### Exercise goal
Return every line of the items below as a JSON array of strings, one string per line, with blank lines omitted. Leave the pictures out.

### Records provided

== == ==

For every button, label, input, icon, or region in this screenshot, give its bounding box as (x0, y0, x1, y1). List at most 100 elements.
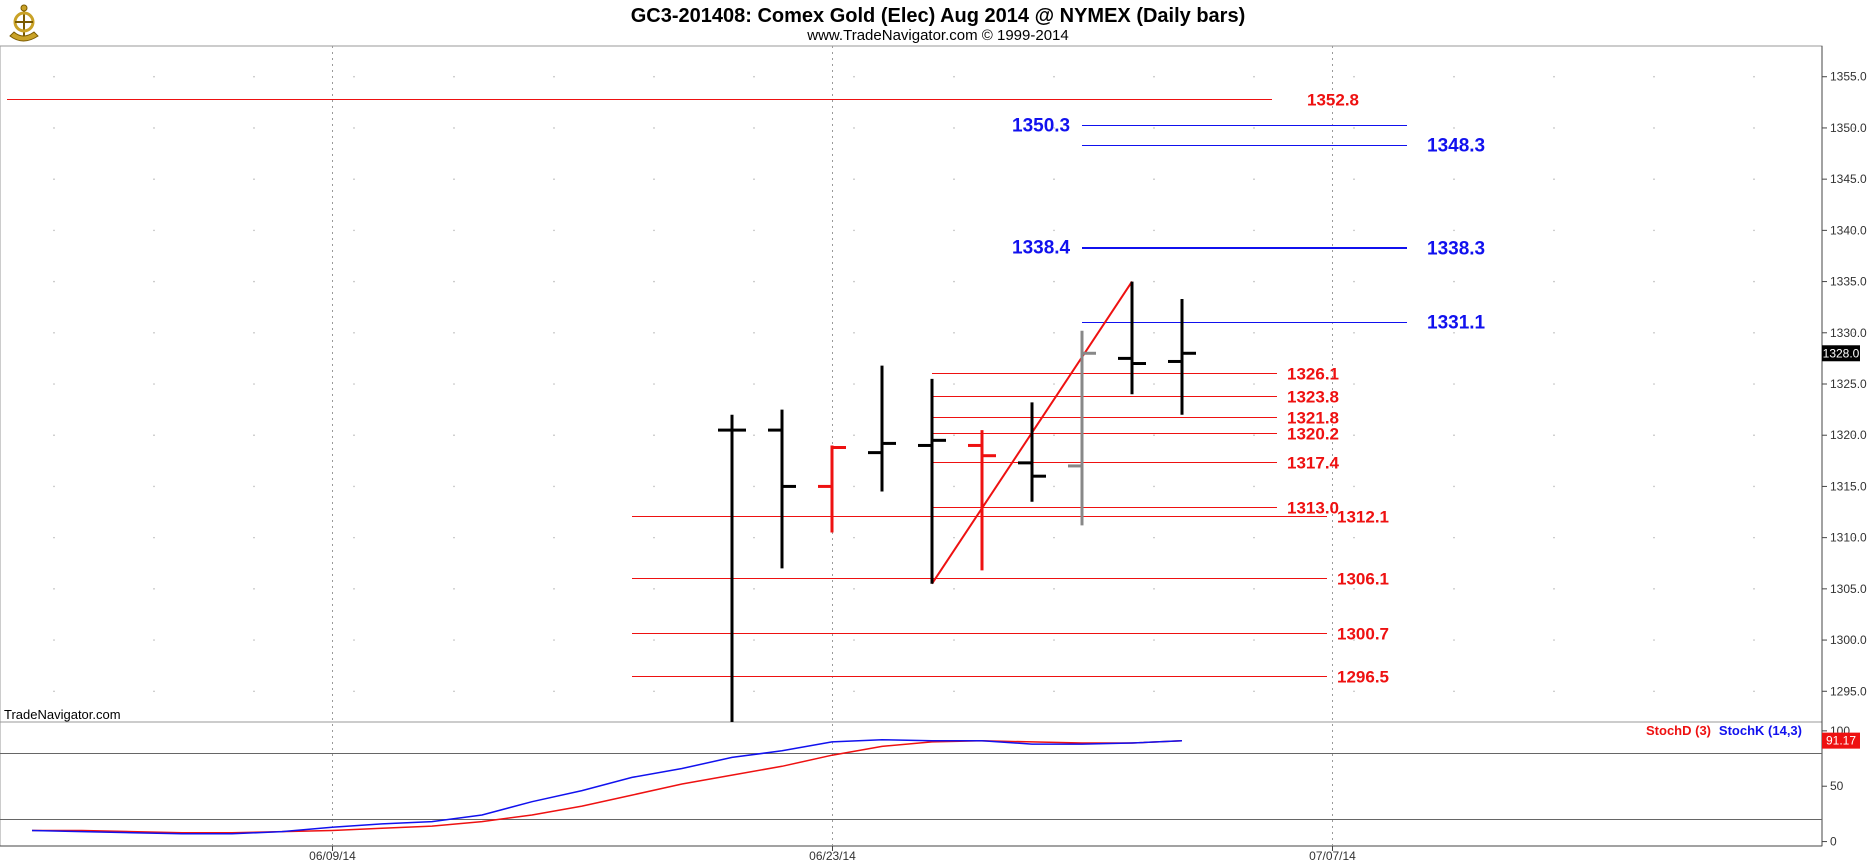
grid-dot (253, 690, 255, 693)
grid-dot (53, 434, 55, 437)
grid-dot (453, 229, 455, 232)
grid-dot (1653, 127, 1655, 129)
price-bar (1118, 281, 1146, 395)
grid-dot (1353, 127, 1355, 129)
chart-subtitle: www.TradeNavigator.com © 1999-2014 (806, 27, 1068, 44)
grid-dot (153, 280, 155, 283)
grid-dot (1253, 536, 1255, 539)
grid-dot (1353, 178, 1355, 180)
grid-dot (153, 331, 155, 334)
grid-dot (1253, 178, 1255, 180)
grid-dot (1753, 178, 1755, 180)
grid-dot (453, 690, 455, 693)
grid-dot (553, 434, 555, 437)
last-stoch-badge: 91.17 (1822, 732, 1860, 749)
grid-dot (153, 178, 155, 180)
grid-dot (253, 383, 255, 385)
grid-dot (1353, 536, 1355, 539)
grid-dot (353, 434, 355, 437)
grid-dot (653, 178, 655, 180)
grid-dot (653, 434, 655, 437)
grid-dot (353, 536, 355, 539)
grid-dot (1253, 690, 1255, 693)
grid-dot (1753, 485, 1755, 488)
grid-dot (1853, 229, 1855, 232)
grid-dot (1153, 127, 1155, 129)
grid-dot (553, 229, 555, 232)
y-tick-label: 1300.0 (1830, 633, 1867, 647)
level-label: 1296.5 (1337, 668, 1389, 687)
legend-stoch-d: StochD (3) (1646, 723, 1711, 738)
grid-dot (753, 229, 755, 232)
grid-dot (53, 639, 55, 641)
grid-dot (453, 485, 455, 488)
price-bar (1068, 330, 1096, 526)
grid-dot (253, 178, 255, 180)
grid-dot (1753, 280, 1755, 283)
grid-dot (153, 588, 155, 590)
grid-dot (1853, 690, 1855, 693)
grid-dot (1353, 75, 1355, 78)
grid-dot (1053, 127, 1055, 129)
grid-dot (1353, 588, 1355, 590)
grid-dot (953, 127, 955, 129)
grid-dot (1353, 485, 1355, 488)
grid-dot (853, 383, 855, 385)
grid-dot (1353, 383, 1355, 385)
grid-dot (1553, 127, 1555, 129)
grid-dot (53, 280, 55, 283)
grid-dot (353, 690, 355, 693)
grid-dot (653, 690, 655, 693)
grid-dot (753, 383, 755, 385)
grid-dot (1853, 639, 1855, 641)
grid-dot (1253, 280, 1255, 283)
grid-dot (753, 485, 755, 488)
grid-dot (1553, 280, 1555, 283)
grid-dot (853, 331, 855, 334)
grid-dot (453, 639, 455, 641)
grid-dot (1153, 229, 1155, 232)
grid-dot (353, 229, 355, 232)
grid-dot (1153, 434, 1155, 437)
grid-dot (153, 690, 155, 693)
grid-dot (553, 280, 555, 283)
grid-dot (1453, 639, 1455, 641)
grid-dot (853, 690, 855, 693)
grid-dot (1853, 588, 1855, 590)
grid-dot (853, 178, 855, 180)
grid-dot (1453, 280, 1455, 283)
grid-dot (1653, 434, 1655, 437)
level-label: 1300.7 (1337, 625, 1389, 644)
grid-dot (1453, 690, 1455, 693)
grid-dot (1253, 127, 1255, 129)
grid-dot (1653, 178, 1655, 180)
grid-dot (453, 280, 455, 283)
grid-dot (1453, 127, 1455, 129)
grid-dot (1653, 588, 1655, 590)
last-stoch-value: 91.17 (1826, 734, 1856, 748)
grid-dot (653, 75, 655, 78)
grid-dot (753, 75, 755, 78)
grid-dot (953, 588, 955, 590)
y-tick-label: 1340.0 (1830, 223, 1867, 237)
grid-dot (53, 588, 55, 590)
grid-dot (753, 127, 755, 129)
grid-dot (1153, 383, 1155, 385)
grid-dot (553, 588, 555, 590)
grid-dot (353, 331, 355, 334)
grid-dot (1053, 588, 1055, 590)
y-tick-label: 1305.0 (1830, 582, 1867, 596)
grid-dot (753, 588, 755, 590)
grid-dot (1153, 485, 1155, 488)
grid-dot (1653, 690, 1655, 693)
grid-dot (1153, 536, 1155, 539)
grid-dot (253, 280, 255, 283)
chart-title: GC3-201408: Comex Gold (Elec) Aug 2014 @… (631, 5, 1246, 27)
grid-dot (953, 331, 955, 334)
grid-dot (953, 639, 955, 641)
grid-dot (253, 331, 255, 334)
level-label: 1352.8 (1307, 91, 1359, 110)
price-bar (868, 365, 896, 492)
date-axis: 06/09/14 06/23/14 07/07/14 (309, 846, 1356, 863)
grid-dot (953, 690, 955, 693)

== == ==

### Answer to this problem
[
  "For every button, label, input, icon, or region in this screenshot, give its bounding box as (x0, y0, x1, y1). List at most 100 elements.",
  "grid-dot (253, 690, 255, 693)",
  "grid-dot (53, 434, 55, 437)",
  "grid-dot (453, 229, 455, 232)",
  "grid-dot (1653, 127, 1655, 129)",
  "price-bar (1118, 281, 1146, 395)",
  "grid-dot (1353, 127, 1355, 129)",
  "chart-subtitle: www.TradeNavigator.com © 1999-2014 (806, 27, 1068, 44)",
  "grid-dot (153, 280, 155, 283)",
  "grid-dot (1253, 536, 1255, 539)",
  "grid-dot (1353, 178, 1355, 180)",
  "grid-dot (153, 331, 155, 334)",
  "grid-dot (1253, 178, 1255, 180)",
  "grid-dot (1753, 178, 1755, 180)",
  "grid-dot (453, 690, 455, 693)",
  "grid-dot (553, 434, 555, 437)",
  "last-stoch-badge: 91.17 (1822, 732, 1860, 749)",
  "grid-dot (153, 178, 155, 180)",
  "grid-dot (253, 383, 255, 385)",
  "grid-dot (1353, 536, 1355, 539)",
  "grid-dot (353, 434, 355, 437)",
  "grid-dot (653, 178, 655, 180)",
  "grid-dot (653, 434, 655, 437)",
  "grid-dot (353, 536, 355, 539)",
  "grid-dot (1253, 690, 1255, 693)",
  "grid-dot (1753, 485, 1755, 488)",
  "grid-dot (1853, 229, 1855, 232)",
  "grid-dot (1153, 127, 1155, 129)",
  "grid-dot (553, 229, 555, 232)",
  "y-tick-label: 1300.0 (1830, 633, 1867, 647)",
  "level-label: 1296.5 (1337, 668, 1389, 687)",
  "legend-stoch-d: StochD (3) (1646, 723, 1711, 738)",
  "grid-dot (753, 229, 755, 232)",
  "grid-dot (53, 639, 55, 641)",
  "grid-dot (453, 485, 455, 488)",
  "price-bar (1068, 330, 1096, 526)",
  "grid-dot (253, 178, 255, 180)",
  "grid-dot (1753, 280, 1755, 283)",
  "grid-dot (153, 588, 155, 590)",
  "grid-dot (1853, 690, 1855, 693)",
  "grid-dot (1353, 75, 1355, 78)",
  "grid-dot (1053, 127, 1055, 129)",
  "grid-dot (1353, 588, 1355, 590)",
  "grid-dot (953, 127, 955, 129)",
  "grid-dot (1353, 485, 1355, 488)",
  "grid-dot (853, 383, 855, 385)",
  "grid-dot (1353, 383, 1355, 385)",
  "grid-dot (1553, 127, 1555, 129)",
  "grid-dot (53, 280, 55, 283)",
  "grid-dot (353, 690, 355, 693)",
  "grid-dot (653, 690, 655, 693)",
  "grid-dot (753, 383, 755, 385)",
  "grid-dot (1853, 639, 1855, 641)",
  "grid-dot (1253, 280, 1255, 283)",
  "grid-dot (753, 485, 755, 488)",
  "grid-dot (1553, 280, 1555, 283)",
  "grid-dot (853, 331, 855, 334)",
  "grid-dot (453, 639, 455, 641)",
  "grid-dot (1153, 229, 1155, 232)",
  "grid-dot (353, 229, 355, 232)",
  "grid-dot (1153, 434, 1155, 437)",
  "grid-dot (153, 690, 155, 693)",
  "grid-dot (553, 280, 555, 283)",
  "grid-dot (1453, 639, 1455, 641)",
  "grid-dot (853, 690, 855, 693)",
  "grid-dot (1853, 588, 1855, 590)",
  "grid-dot (853, 178, 855, 180)",
  "grid-dot (1453, 280, 1455, 283)",
  "grid-dot (1653, 434, 1655, 437)",
  "level-label: 1300.7 (1337, 625, 1389, 644)",
  "grid-dot (1453, 690, 1455, 693)",
  "grid-dot (1253, 127, 1255, 129)",
  "grid-dot (1653, 178, 1655, 180)",
  "grid-dot (453, 280, 455, 283)",
  "grid-dot (1453, 127, 1455, 129)",
  "grid-dot (1653, 588, 1655, 590)",
  "last-stoch-value: 91.17 (1826, 734, 1856, 748)",
  "grid-dot (653, 75, 655, 78)",
  "grid-dot (753, 75, 755, 78)",
  "grid-dot (953, 588, 955, 590)",
  "y-tick-label: 1340.0 (1830, 223, 1867, 237)",
  "grid-dot (53, 588, 55, 590)",
  "grid-dot (753, 127, 755, 129)",
  "grid-dot (1153, 383, 1155, 385)",
  "grid-dot (553, 588, 555, 590)",
  "grid-dot (353, 331, 355, 334)",
  "grid-dot (1053, 588, 1055, 590)",
  "y-tick-label: 1305.0 (1830, 582, 1867, 596)",
  "grid-dot (753, 588, 755, 590)",
  "grid-dot (1153, 485, 1155, 488)",
  "grid-dot (1653, 690, 1655, 693)",
  "grid-dot (1153, 536, 1155, 539)",
  "grid-dot (253, 280, 255, 283)",
  "chart-title: GC3-201408: Comex Gold (Elec) Aug 2014 @… (631, 5, 1246, 27)",
  "grid-dot (953, 331, 955, 334)",
  "grid-dot (953, 639, 955, 641)",
  "grid-dot (253, 331, 255, 334)",
  "level-label: 1352.8 (1307, 91, 1359, 110)",
  "price-bar (868, 365, 896, 492)",
  "date-axis: 06/09/14 06/23/14 07/07/14 (309, 846, 1356, 863)",
  "grid-dot (953, 690, 955, 693)"
]